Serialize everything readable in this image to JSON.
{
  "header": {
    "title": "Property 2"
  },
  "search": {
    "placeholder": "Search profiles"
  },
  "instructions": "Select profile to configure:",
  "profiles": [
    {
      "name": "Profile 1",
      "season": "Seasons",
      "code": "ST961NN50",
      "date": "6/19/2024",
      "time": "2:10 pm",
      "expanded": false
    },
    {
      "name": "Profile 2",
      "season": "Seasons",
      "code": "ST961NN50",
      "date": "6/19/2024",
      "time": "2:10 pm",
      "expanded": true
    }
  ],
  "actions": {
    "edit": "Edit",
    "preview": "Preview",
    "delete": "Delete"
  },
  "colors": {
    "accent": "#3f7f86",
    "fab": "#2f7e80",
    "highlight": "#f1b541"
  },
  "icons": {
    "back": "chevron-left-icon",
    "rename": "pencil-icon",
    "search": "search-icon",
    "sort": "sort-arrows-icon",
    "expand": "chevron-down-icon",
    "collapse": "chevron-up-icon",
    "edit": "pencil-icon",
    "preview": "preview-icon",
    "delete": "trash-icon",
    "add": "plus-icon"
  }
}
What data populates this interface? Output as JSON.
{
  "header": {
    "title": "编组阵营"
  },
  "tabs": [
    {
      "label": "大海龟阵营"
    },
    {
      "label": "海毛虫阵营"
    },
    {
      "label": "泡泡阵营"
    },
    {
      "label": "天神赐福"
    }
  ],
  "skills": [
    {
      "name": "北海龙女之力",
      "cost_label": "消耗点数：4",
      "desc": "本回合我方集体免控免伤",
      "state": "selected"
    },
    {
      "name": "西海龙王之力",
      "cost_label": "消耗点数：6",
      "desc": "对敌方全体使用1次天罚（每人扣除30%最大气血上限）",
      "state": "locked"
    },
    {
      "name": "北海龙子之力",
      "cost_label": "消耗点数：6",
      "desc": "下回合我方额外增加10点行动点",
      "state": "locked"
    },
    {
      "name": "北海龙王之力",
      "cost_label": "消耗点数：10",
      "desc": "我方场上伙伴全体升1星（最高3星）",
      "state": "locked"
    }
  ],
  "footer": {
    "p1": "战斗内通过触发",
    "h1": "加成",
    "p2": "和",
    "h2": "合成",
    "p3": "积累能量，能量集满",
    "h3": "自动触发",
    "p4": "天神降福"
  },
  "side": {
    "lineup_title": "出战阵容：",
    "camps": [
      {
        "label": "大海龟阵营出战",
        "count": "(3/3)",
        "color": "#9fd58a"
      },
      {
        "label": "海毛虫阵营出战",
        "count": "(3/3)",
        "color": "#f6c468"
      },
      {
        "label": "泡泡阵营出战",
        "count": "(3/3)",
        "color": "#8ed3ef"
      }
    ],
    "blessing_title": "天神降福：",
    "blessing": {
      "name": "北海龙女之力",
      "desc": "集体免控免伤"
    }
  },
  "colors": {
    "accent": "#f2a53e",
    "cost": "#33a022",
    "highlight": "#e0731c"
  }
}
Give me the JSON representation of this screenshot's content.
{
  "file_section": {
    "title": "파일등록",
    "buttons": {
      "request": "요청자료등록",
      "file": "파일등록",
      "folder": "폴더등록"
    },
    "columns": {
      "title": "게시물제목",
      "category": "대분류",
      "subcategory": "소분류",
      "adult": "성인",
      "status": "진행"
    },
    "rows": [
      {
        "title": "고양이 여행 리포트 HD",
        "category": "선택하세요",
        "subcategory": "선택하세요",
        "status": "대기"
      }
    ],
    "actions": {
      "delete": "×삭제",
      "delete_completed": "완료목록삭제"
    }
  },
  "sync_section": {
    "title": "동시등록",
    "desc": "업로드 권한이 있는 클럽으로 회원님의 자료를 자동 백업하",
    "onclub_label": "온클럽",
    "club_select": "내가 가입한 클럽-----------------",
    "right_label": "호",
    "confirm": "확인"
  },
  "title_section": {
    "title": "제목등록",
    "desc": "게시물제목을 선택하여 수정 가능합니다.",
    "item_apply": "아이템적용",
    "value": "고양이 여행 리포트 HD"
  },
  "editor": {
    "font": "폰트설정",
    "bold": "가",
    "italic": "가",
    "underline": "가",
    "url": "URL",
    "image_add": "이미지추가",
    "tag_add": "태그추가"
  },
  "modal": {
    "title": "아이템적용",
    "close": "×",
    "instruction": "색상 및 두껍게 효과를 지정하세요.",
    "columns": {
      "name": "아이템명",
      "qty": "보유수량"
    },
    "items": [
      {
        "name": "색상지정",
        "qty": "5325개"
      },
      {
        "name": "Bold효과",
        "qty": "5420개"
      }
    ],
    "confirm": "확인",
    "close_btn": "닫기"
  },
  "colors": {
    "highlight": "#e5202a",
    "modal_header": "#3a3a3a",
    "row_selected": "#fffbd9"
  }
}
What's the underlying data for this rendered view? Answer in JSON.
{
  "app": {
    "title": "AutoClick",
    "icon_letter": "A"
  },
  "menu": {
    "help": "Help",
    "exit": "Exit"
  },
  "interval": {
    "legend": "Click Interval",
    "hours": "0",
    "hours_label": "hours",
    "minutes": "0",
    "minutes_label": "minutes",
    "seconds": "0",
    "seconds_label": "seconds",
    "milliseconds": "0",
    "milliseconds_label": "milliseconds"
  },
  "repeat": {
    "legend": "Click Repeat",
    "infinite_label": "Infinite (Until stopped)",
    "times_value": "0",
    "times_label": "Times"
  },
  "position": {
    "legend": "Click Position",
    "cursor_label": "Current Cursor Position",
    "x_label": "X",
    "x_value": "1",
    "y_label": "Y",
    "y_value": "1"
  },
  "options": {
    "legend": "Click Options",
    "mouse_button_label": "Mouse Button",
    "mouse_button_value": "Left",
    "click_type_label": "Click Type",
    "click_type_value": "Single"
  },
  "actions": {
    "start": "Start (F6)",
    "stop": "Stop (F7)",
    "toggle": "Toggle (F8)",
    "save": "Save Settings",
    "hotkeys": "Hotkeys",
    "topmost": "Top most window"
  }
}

=-=-=

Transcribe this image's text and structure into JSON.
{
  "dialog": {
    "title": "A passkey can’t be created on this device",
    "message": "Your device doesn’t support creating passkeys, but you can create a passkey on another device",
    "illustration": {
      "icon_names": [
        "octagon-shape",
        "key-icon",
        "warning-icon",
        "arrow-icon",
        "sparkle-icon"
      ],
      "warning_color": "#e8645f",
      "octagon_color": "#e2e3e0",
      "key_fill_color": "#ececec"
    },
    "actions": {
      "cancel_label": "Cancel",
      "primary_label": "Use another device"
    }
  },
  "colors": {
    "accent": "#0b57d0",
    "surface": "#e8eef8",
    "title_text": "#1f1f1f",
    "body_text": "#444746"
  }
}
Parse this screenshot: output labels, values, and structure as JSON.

=-=-=

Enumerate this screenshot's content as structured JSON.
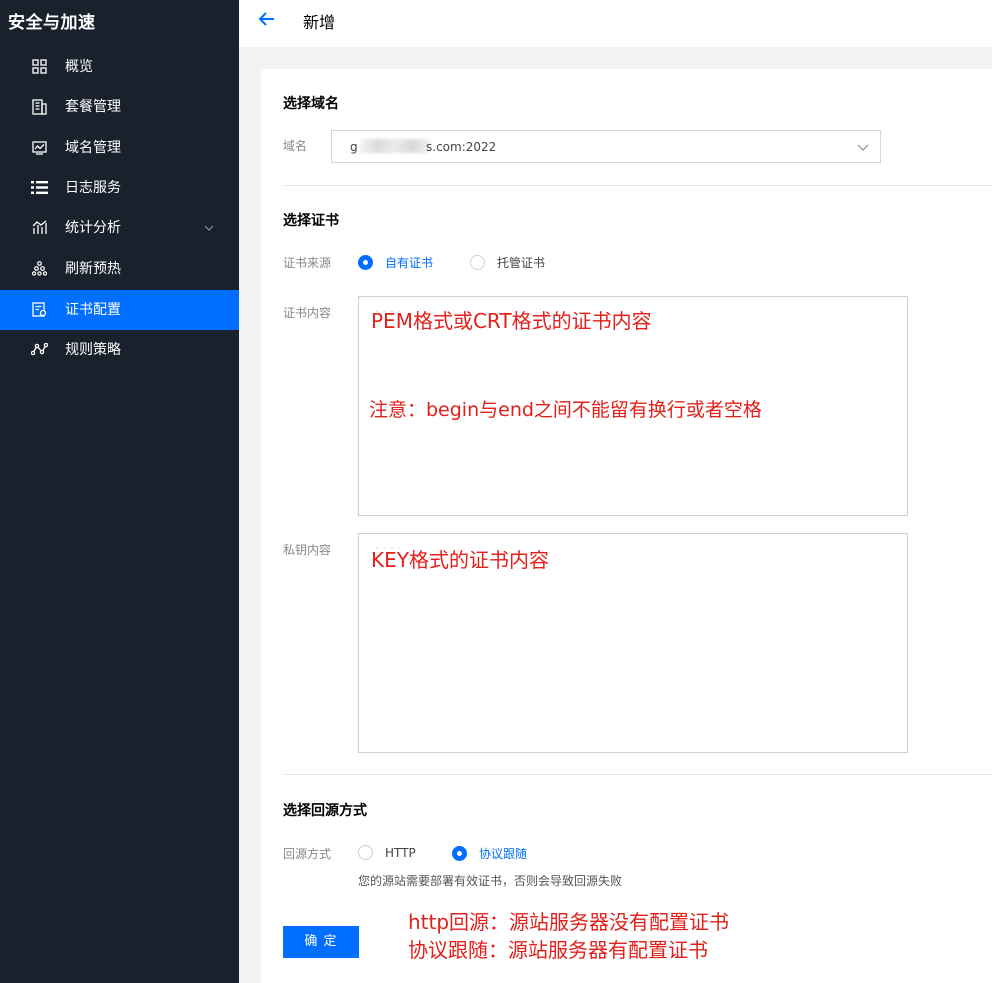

=-=-=

**DIRECTION**
Produce only the lines from the line containing "Transcribe this image's" through the line containing "Parse this screenshot: output", inclusive of both, exactly as they stand in the entries above.

**EXERCISE ANSWER**
Transcribe this image's text and structure into JSON.
{
  "dialog": {
    "title": "A passkey can’t be created on this device",
    "message": "Your device doesn’t support creating passkeys, but you can create a passkey on another device",
    "illustration": {
      "icon_names": [
        "octagon-shape",
        "key-icon",
        "warning-icon",
        "arrow-icon",
        "sparkle-icon"
      ],
      "warning_color": "#e8645f",
      "octagon_color": "#e2e3e0",
      "key_fill_color": "#ececec"
    },
    "actions": {
      "cancel_label": "Cancel",
      "primary_label": "Use another device"
    }
  },
  "colors": {
    "accent": "#0b57d0",
    "surface": "#e8eef8",
    "title_text": "#1f1f1f",
    "body_text": "#444746"
  }
}
Parse this screenshot: output labels, values, and structure as JSON.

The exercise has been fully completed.